START PROVIDED INFORMATION

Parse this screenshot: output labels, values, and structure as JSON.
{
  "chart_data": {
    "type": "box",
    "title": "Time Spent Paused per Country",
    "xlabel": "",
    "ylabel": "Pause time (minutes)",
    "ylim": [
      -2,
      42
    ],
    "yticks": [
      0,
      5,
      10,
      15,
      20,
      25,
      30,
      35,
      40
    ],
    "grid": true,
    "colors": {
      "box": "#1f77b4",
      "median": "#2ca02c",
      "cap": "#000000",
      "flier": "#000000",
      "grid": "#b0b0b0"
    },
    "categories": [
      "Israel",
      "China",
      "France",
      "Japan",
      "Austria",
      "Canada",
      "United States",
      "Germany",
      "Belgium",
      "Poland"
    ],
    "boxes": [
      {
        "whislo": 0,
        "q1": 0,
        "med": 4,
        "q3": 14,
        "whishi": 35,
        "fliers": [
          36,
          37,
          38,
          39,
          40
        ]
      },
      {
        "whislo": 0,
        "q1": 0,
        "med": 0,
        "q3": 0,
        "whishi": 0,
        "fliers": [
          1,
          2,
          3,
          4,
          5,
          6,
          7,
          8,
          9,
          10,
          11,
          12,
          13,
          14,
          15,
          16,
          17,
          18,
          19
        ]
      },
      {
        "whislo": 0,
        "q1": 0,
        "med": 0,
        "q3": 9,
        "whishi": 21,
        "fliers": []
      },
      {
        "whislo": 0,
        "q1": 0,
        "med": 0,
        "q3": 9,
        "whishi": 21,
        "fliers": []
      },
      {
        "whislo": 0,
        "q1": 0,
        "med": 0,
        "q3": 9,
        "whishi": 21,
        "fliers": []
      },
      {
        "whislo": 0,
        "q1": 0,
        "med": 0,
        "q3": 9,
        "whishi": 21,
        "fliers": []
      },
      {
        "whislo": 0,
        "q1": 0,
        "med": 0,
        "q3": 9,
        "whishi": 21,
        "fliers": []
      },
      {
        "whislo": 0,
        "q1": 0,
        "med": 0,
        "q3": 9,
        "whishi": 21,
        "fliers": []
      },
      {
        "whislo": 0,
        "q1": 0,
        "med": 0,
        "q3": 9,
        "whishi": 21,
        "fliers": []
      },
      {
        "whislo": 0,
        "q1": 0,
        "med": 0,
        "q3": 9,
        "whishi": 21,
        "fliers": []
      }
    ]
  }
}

END PROVIDED INFORMATION

**EXERCISE GOAL:** Extract every line above exactly as it stands.

**EXERCISE OUTPUT:**
Parse this screenshot: output labels, values, and structure as JSON.
{
  "chart_data": {
    "type": "box",
    "title": "Time Spent Paused per Country",
    "xlabel": "",
    "ylabel": "Pause time (minutes)",
    "ylim": [
      -2,
      42
    ],
    "yticks": [
      0,
      5,
      10,
      15,
      20,
      25,
      30,
      35,
      40
    ],
    "grid": true,
    "colors": {
      "box": "#1f77b4",
      "median": "#2ca02c",
      "cap": "#000000",
      "flier": "#000000",
      "grid": "#b0b0b0"
    },
    "categories": [
      "Israel",
      "China",
      "France",
      "Japan",
      "Austria",
      "Canada",
      "United States",
      "Germany",
      "Belgium",
      "Poland"
    ],
    "boxes": [
      {
        "whislo": 0,
        "q1": 0,
        "med": 4,
        "q3": 14,
        "whishi": 35,
        "fliers": [
          36,
          37,
          38,
          39,
          40
        ]
      },
      {
        "whislo": 0,
        "q1": 0,
        "med": 0,
        "q3": 0,
        "whishi": 0,
        "fliers": [
          1,
          2,
          3,
          4,
          5,
          6,
          7,
          8,
          9,
          10,
          11,
          12,
          13,
          14,
          15,
          16,
          17,
          18,
          19
        ]
      },
      {
        "whislo": 0,
        "q1": 0,
        "med": 0,
        "q3": 9,
        "whishi": 21,
        "fliers": []
      },
      {
        "whislo": 0,
        "q1": 0,
        "med": 0,
        "q3": 9,
        "whishi": 21,
        "fliers": []
      },
      {
        "whislo": 0,
        "q1": 0,
        "med": 0,
        "q3": 9,
        "whishi": 21,
        "fliers": []
      },
      {
        "whislo": 0,
        "q1": 0,
        "med": 0,
        "q3": 9,
        "whishi": 21,
        "fliers": []
      },
      {
        "whislo": 0,
        "q1": 0,
        "med": 0,
        "q3": 9,
        "whishi": 21,
        "fliers": []
      },
      {
        "whislo": 0,
        "q1": 0,
        "med": 0,
        "q3": 9,
        "whishi": 21,
        "fliers": []
      },
      {
        "whislo": 0,
        "q1": 0,
        "med": 0,
        "q3": 9,
        "whishi": 21,
        "fliers": []
      },
      {
        "whislo": 0,
        "q1": 0,
        "med": 0,
        "q3": 9,
        "whishi": 21,
        "fliers": []
      }
    ]
  }
}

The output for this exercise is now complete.